### [Exercise details]
Extract every line below that contains the word "oikea".

Some records:
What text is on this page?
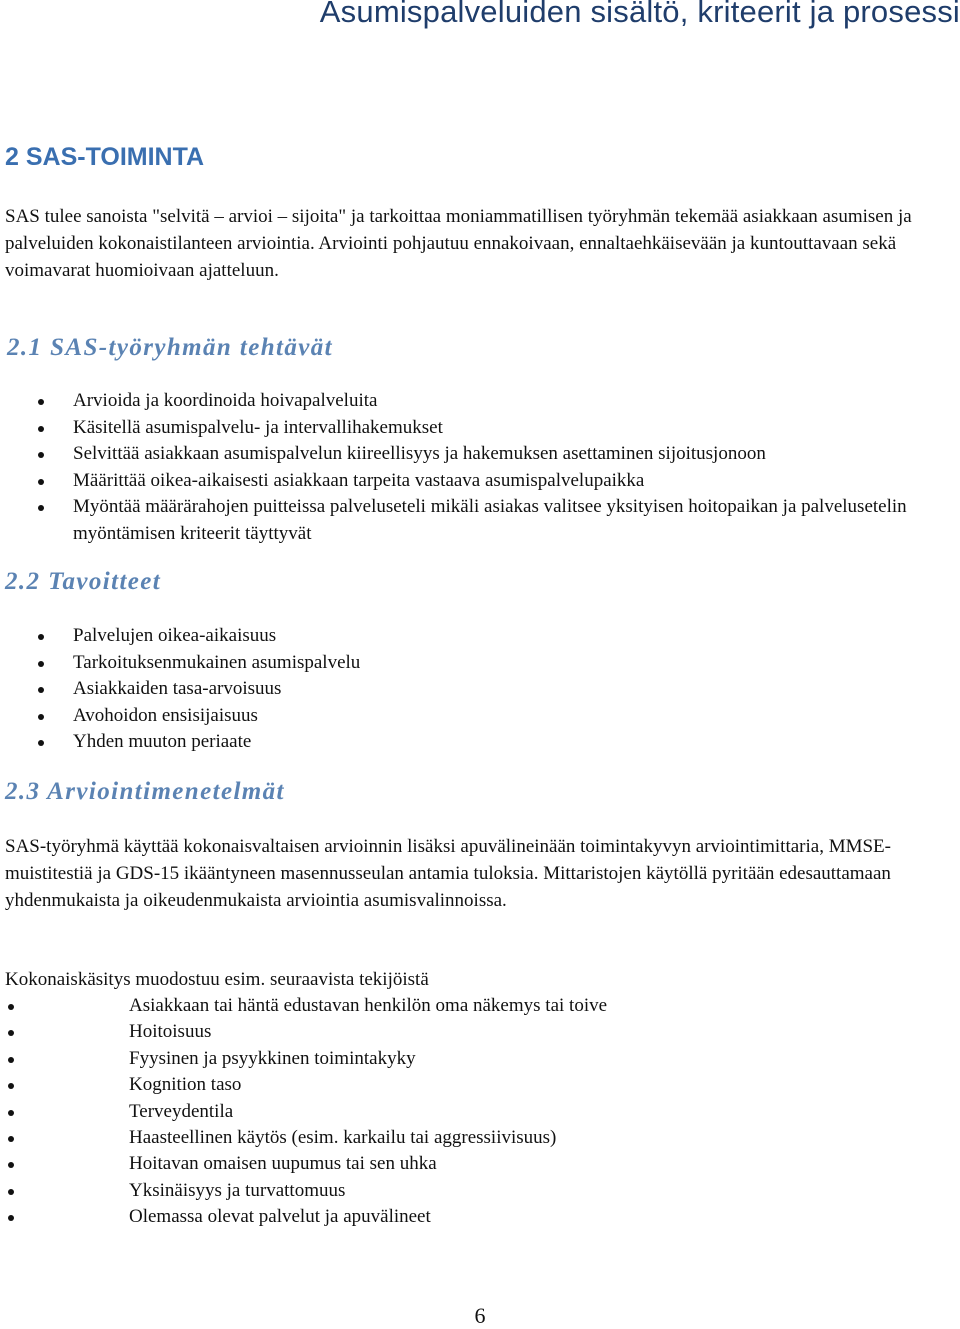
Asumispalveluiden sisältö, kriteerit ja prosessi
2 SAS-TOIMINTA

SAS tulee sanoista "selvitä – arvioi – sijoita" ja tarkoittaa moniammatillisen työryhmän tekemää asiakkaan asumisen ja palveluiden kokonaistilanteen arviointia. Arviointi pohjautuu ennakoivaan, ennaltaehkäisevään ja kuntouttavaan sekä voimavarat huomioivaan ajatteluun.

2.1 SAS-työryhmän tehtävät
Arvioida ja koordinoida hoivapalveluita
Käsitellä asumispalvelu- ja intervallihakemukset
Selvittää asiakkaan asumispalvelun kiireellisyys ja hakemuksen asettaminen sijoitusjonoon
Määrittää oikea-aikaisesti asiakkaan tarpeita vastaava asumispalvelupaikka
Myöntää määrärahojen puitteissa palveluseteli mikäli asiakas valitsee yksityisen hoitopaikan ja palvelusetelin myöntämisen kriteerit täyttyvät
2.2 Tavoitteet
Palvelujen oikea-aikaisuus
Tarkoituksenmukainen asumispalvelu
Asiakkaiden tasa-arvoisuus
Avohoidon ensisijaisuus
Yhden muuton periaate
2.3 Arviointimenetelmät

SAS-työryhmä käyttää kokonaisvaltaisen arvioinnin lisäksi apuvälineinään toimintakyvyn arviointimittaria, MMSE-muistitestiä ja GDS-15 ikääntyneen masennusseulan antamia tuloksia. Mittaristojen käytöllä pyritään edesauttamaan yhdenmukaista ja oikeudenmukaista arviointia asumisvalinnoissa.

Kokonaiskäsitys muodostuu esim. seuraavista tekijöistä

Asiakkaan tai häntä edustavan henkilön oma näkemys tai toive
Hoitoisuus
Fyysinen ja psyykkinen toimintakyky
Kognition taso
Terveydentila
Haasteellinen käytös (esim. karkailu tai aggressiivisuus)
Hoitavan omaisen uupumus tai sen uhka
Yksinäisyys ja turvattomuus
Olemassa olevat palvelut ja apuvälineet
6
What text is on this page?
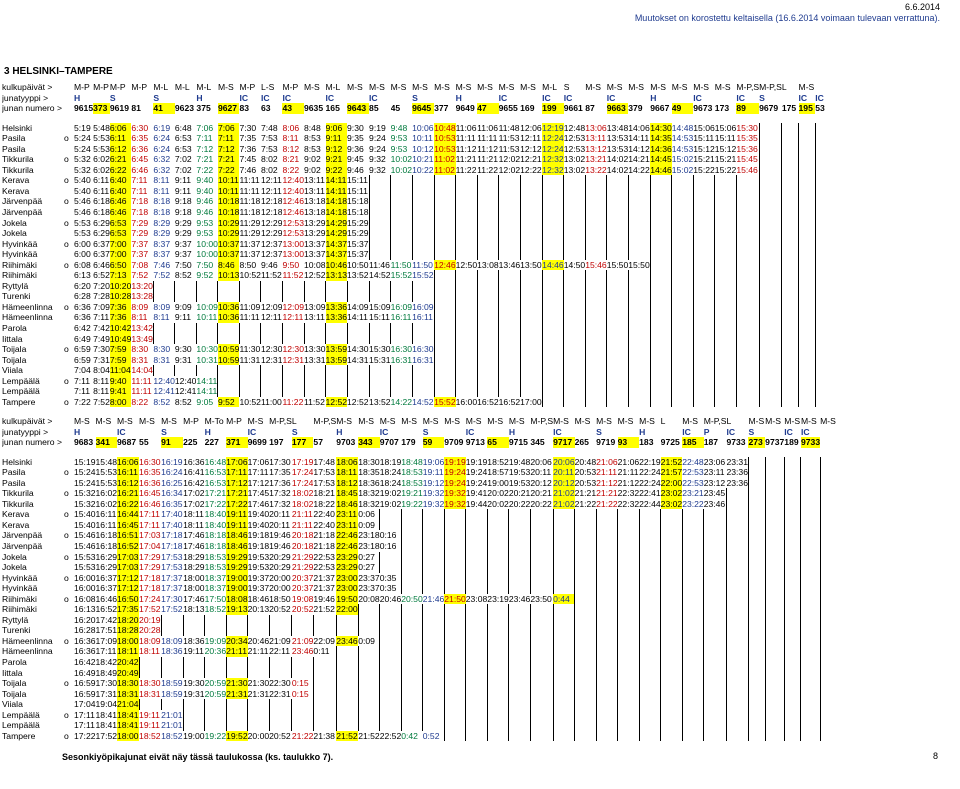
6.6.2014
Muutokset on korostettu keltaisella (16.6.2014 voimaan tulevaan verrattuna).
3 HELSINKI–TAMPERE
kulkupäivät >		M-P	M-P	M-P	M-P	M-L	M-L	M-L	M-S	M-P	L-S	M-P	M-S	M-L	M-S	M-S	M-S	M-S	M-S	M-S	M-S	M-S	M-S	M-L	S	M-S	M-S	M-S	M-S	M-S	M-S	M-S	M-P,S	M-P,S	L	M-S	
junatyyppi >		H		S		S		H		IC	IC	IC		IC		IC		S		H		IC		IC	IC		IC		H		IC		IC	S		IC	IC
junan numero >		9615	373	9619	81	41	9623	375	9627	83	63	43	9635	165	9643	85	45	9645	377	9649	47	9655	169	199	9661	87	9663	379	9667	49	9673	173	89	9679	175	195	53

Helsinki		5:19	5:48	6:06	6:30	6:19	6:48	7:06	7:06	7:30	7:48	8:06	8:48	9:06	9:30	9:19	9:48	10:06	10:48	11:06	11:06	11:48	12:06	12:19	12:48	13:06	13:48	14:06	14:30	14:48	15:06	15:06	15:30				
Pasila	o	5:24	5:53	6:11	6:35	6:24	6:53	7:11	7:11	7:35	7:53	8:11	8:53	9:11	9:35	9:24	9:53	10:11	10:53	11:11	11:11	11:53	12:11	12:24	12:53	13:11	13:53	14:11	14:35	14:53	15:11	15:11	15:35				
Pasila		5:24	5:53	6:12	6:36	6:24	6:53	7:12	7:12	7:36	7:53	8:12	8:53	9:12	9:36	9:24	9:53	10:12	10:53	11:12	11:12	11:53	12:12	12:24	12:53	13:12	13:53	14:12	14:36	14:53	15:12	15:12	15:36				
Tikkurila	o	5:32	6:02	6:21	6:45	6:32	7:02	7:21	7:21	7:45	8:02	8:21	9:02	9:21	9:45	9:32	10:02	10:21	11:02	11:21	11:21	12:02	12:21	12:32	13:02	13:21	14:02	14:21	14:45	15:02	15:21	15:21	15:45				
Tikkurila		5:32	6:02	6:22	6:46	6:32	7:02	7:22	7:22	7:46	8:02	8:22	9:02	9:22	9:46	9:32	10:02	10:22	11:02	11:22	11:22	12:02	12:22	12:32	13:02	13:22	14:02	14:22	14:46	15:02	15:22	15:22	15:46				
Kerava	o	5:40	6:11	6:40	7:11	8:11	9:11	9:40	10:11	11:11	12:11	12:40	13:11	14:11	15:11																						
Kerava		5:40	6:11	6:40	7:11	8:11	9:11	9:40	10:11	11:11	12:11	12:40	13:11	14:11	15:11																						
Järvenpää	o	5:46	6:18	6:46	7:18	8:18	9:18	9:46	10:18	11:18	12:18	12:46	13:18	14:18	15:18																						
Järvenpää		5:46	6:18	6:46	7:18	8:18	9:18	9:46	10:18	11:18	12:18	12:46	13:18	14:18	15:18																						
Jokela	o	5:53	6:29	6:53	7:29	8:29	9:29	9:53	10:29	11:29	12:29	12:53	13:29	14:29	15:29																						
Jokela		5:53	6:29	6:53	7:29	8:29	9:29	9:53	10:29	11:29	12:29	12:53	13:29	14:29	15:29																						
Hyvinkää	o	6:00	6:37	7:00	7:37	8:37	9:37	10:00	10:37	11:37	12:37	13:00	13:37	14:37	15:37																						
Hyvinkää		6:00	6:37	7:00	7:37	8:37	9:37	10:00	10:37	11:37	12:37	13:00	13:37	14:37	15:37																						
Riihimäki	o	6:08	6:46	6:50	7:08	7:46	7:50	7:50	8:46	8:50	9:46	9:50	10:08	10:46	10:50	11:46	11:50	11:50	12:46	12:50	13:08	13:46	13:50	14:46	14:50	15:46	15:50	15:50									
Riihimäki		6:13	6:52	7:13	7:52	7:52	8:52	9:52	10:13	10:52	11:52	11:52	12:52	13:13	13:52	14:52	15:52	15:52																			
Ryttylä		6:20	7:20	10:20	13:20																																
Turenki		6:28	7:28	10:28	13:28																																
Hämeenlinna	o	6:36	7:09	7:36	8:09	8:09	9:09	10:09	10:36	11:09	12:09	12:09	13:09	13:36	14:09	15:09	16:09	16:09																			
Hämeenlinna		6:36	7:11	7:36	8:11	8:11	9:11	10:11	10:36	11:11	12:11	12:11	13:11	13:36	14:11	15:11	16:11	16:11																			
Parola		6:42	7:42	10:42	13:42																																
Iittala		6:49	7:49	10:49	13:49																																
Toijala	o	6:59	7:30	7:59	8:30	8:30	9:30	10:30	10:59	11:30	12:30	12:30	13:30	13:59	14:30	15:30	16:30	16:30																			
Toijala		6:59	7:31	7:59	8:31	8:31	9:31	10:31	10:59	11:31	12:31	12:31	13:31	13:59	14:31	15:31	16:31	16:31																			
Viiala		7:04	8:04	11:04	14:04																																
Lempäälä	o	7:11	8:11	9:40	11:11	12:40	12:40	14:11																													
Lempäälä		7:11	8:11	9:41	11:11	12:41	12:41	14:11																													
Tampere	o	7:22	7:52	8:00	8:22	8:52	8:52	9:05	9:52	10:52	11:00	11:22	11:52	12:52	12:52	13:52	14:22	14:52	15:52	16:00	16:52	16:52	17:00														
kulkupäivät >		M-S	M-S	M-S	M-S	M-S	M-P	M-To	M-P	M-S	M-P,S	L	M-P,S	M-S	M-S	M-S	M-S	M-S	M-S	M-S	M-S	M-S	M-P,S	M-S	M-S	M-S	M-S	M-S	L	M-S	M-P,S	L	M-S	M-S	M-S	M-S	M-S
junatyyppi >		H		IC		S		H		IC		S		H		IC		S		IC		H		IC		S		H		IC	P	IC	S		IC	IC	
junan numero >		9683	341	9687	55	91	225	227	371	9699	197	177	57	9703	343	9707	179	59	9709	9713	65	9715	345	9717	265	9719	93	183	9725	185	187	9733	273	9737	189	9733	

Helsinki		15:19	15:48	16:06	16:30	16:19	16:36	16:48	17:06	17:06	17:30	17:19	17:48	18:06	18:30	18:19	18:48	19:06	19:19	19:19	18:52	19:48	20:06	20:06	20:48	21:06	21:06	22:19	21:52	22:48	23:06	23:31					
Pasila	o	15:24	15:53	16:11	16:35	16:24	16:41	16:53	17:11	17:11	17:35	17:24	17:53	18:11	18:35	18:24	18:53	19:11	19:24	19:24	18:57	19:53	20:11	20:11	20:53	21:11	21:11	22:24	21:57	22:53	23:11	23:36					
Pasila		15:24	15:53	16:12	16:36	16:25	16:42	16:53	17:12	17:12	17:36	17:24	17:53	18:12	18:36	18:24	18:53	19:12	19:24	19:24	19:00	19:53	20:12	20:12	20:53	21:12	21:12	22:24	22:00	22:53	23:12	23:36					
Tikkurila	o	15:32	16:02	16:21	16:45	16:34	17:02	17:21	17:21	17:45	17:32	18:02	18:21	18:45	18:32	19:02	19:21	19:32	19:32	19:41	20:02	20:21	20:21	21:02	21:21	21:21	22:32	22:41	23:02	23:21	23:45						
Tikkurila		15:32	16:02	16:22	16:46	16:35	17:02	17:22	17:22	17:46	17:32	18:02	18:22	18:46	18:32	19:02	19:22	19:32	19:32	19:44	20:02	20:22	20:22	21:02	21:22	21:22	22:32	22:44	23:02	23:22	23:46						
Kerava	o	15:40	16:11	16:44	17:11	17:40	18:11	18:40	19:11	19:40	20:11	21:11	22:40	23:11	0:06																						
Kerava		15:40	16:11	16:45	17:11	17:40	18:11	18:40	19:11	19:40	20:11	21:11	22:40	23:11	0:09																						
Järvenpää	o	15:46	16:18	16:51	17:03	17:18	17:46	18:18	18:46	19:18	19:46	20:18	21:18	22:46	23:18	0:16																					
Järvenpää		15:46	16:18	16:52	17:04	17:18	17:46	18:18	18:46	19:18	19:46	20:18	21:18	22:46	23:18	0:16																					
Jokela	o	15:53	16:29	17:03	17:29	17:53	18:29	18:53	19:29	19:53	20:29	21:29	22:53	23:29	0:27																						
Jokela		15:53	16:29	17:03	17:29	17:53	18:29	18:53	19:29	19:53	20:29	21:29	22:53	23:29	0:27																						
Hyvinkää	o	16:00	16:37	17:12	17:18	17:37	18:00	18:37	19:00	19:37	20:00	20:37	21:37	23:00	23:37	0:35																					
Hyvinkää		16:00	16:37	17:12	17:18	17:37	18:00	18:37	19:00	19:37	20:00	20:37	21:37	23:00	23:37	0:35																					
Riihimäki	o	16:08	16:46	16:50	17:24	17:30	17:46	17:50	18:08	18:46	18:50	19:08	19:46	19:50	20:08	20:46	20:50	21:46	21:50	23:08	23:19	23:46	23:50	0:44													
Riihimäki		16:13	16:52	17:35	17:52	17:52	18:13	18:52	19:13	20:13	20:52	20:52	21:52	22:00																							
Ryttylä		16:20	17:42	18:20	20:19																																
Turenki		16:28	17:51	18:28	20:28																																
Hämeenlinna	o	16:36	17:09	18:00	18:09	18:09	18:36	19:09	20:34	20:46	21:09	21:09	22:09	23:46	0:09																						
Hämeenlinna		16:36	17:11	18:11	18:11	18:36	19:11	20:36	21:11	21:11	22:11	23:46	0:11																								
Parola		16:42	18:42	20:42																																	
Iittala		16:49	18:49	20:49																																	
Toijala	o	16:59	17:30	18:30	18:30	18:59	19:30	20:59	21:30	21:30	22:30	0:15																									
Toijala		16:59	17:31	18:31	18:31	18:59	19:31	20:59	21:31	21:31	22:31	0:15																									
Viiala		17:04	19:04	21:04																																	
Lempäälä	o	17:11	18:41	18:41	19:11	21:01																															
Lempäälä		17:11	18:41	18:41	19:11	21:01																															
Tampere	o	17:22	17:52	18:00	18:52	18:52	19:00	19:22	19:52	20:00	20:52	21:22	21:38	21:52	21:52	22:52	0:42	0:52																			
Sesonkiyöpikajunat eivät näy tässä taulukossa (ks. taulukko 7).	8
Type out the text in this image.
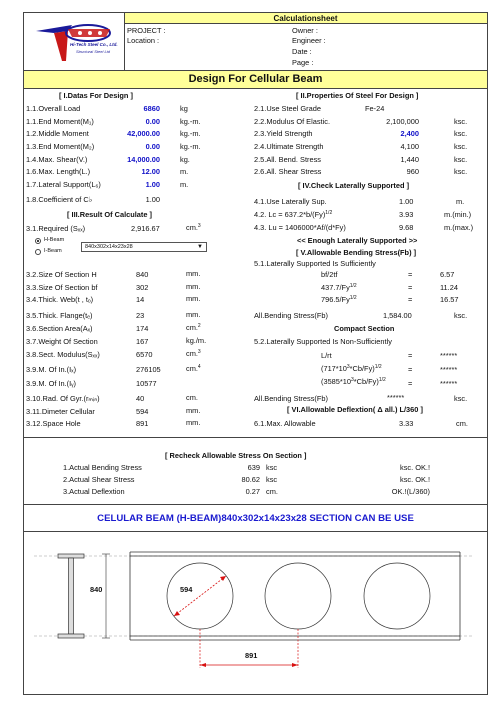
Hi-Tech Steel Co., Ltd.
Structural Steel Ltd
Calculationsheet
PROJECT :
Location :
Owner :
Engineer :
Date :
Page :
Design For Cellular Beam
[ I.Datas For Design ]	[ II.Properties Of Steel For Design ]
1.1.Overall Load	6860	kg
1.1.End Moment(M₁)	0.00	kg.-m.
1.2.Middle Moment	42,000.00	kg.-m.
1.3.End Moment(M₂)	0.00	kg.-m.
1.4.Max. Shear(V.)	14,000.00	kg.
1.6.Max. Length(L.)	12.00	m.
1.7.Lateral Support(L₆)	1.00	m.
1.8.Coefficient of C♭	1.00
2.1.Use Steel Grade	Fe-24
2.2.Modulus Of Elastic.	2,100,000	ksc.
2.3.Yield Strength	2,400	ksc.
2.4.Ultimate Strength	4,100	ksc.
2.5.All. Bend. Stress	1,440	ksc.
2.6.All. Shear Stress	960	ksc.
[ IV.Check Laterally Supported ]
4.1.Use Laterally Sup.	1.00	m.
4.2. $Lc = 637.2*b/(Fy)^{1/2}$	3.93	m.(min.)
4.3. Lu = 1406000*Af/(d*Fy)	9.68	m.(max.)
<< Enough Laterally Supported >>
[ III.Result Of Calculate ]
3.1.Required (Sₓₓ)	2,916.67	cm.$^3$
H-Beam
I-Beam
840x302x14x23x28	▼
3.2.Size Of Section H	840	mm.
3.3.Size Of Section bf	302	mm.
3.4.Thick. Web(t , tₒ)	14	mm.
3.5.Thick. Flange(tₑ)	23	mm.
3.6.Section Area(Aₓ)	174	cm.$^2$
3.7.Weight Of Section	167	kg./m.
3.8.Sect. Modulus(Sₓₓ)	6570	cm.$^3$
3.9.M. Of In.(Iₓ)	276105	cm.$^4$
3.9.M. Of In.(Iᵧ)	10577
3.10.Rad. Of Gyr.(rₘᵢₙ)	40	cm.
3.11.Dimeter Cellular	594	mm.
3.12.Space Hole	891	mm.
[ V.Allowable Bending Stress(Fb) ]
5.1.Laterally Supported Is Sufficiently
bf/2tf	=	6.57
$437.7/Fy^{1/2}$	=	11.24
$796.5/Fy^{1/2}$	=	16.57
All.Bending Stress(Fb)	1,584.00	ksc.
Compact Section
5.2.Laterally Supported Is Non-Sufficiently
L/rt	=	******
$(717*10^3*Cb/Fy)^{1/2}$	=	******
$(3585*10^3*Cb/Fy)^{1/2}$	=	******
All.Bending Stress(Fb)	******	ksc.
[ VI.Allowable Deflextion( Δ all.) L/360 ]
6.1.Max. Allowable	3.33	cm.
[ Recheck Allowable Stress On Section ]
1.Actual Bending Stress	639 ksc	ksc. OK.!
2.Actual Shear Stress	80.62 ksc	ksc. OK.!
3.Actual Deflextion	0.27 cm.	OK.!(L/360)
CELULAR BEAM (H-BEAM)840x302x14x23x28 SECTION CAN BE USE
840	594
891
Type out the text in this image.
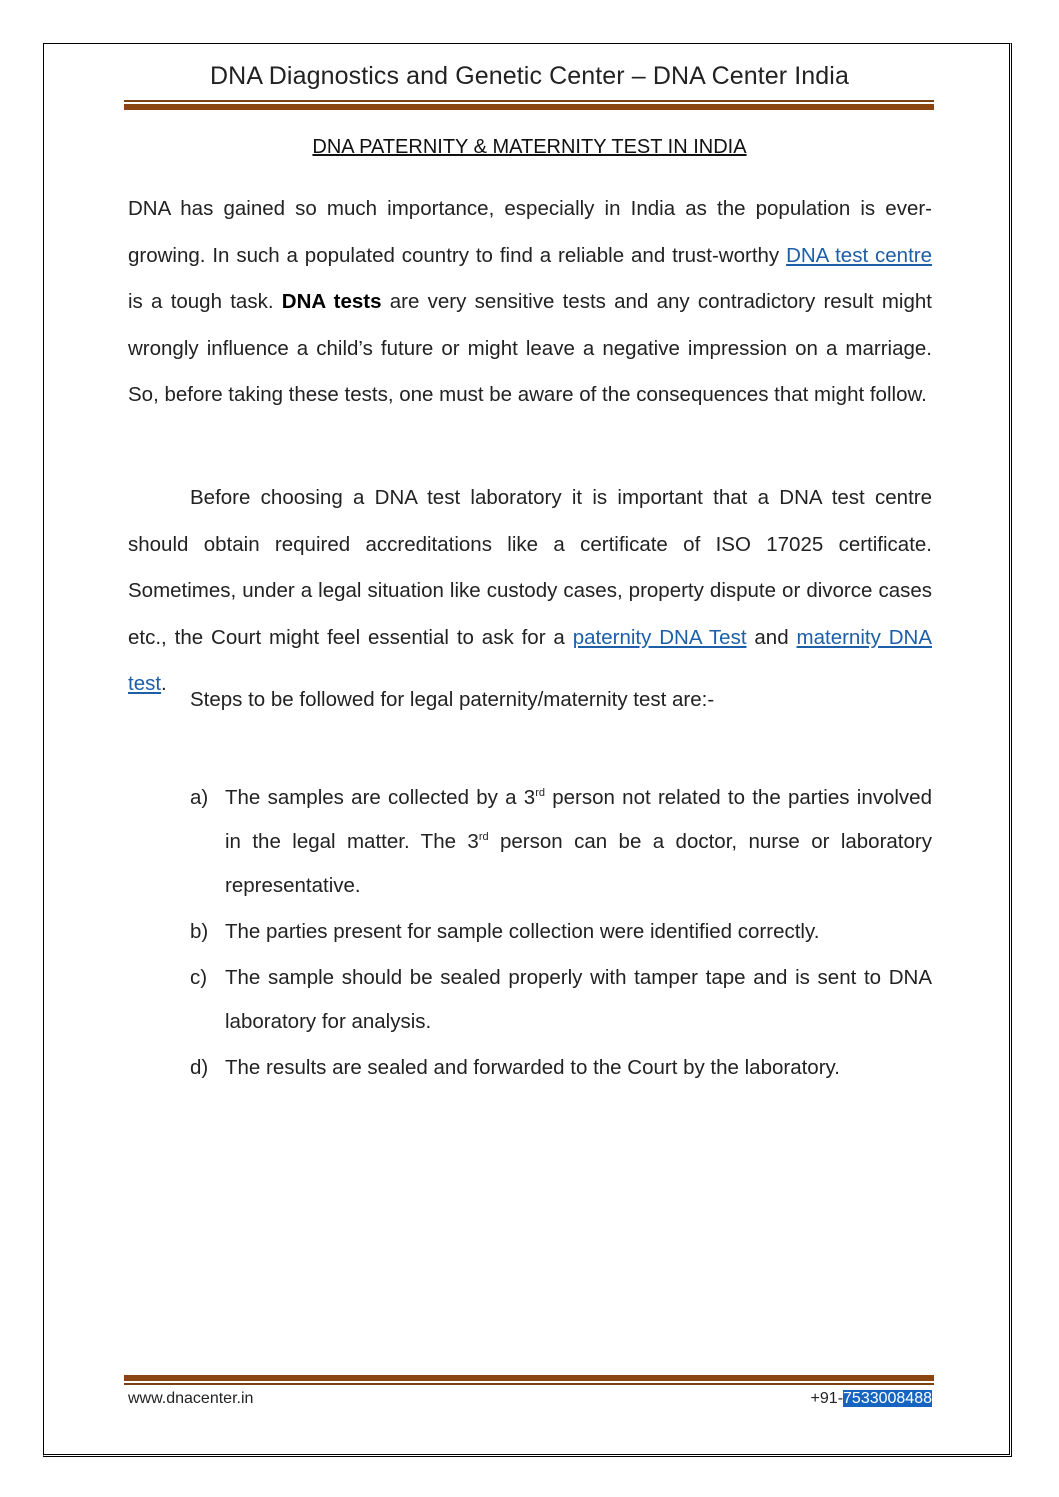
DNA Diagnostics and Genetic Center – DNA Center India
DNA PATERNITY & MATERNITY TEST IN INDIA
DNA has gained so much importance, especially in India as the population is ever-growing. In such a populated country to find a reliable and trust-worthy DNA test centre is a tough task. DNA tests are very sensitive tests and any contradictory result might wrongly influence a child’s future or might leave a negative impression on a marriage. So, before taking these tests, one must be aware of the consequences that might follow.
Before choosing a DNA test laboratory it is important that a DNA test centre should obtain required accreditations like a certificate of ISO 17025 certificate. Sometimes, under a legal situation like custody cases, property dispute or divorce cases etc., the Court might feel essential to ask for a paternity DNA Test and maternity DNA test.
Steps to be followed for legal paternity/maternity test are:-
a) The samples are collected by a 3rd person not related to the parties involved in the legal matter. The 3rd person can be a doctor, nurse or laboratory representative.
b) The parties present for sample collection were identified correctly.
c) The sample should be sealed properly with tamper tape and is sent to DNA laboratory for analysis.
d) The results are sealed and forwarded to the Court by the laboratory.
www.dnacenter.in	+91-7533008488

### [Answer to this problem]
Määrittää oikea-aikaisesti asiakkaan tarpeita vastaava asumispalvelupaikka
Palvelujen oikea-aikaisuus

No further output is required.